### Provided material
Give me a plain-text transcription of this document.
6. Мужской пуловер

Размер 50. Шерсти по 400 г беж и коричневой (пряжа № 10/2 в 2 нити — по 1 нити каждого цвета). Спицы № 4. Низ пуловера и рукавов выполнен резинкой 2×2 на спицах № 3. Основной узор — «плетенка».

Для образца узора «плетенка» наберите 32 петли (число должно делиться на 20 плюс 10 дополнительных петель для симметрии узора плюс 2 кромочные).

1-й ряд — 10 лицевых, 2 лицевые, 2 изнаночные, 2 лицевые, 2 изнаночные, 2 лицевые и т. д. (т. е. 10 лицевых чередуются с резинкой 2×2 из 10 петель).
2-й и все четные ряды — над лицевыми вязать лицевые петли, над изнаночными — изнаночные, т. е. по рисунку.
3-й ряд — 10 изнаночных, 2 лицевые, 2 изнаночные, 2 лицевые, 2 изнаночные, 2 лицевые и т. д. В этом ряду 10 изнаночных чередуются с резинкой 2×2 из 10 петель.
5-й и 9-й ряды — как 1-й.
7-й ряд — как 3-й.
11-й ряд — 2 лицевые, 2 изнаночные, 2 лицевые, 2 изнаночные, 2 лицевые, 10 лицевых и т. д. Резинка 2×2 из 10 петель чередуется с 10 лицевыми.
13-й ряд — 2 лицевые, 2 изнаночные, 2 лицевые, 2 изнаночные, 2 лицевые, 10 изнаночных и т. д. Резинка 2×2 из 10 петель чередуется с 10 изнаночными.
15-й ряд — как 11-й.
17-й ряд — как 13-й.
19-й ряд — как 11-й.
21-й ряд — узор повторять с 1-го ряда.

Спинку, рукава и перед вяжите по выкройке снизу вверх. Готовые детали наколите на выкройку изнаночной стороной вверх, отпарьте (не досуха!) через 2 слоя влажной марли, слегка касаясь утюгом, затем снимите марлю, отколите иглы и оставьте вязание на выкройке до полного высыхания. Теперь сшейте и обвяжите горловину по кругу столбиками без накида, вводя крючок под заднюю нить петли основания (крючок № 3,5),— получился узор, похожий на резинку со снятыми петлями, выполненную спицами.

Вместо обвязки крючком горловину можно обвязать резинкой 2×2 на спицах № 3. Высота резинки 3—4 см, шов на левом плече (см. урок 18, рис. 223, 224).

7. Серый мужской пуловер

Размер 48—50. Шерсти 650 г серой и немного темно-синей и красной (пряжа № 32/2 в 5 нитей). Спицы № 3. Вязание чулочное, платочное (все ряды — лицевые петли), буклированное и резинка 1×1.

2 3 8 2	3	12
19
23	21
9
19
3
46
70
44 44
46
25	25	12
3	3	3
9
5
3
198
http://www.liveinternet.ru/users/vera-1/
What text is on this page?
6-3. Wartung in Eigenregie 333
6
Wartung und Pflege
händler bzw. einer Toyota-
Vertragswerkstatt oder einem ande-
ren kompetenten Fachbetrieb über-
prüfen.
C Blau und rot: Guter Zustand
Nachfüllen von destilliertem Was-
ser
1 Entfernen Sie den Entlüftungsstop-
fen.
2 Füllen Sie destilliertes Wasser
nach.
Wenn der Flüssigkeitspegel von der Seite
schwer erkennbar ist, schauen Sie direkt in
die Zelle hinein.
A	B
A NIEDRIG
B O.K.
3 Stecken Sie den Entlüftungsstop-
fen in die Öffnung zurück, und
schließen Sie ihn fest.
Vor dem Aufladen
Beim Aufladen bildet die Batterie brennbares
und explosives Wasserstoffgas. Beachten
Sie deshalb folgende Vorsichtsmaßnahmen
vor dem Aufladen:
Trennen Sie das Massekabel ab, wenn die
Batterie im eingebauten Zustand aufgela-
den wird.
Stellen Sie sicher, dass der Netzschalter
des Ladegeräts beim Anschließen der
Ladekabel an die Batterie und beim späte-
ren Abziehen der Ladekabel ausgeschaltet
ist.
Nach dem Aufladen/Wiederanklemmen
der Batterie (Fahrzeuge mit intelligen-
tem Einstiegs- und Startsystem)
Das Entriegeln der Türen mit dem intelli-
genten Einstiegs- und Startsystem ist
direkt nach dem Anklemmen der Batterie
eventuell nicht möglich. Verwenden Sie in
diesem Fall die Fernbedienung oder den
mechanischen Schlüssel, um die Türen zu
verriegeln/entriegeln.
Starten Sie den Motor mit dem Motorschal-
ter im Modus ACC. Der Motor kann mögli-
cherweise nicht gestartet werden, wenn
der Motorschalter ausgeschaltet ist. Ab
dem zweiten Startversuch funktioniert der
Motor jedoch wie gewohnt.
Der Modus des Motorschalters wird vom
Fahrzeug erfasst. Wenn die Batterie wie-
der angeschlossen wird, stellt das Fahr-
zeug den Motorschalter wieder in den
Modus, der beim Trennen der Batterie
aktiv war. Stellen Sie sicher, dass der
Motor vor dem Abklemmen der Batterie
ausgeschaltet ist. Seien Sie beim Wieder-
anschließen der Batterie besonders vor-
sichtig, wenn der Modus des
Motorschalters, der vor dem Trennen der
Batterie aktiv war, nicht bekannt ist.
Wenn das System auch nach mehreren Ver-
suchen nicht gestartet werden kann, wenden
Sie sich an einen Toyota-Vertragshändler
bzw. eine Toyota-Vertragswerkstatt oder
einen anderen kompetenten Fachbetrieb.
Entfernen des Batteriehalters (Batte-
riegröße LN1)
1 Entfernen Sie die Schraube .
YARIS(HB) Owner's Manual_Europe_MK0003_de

### Written instruction
From the listing above, return each line with the word "ряды".

### Answer for this exercise
2-й и все четные ряды — над лицевыми вязать лицевые петли, над изнаночными — изнаночные, т. е. по рисунку.
5-й и 9-й ряды — как 1-й.
Размер 48—50. Шерсти 650 г серой и немного темно-синей и красной (пряжа № 32/2 в 5 нитей). Спицы № 3. Вязание чулочное, платочное (все ряды — лицевые петли), буклированное и резинка 1×1.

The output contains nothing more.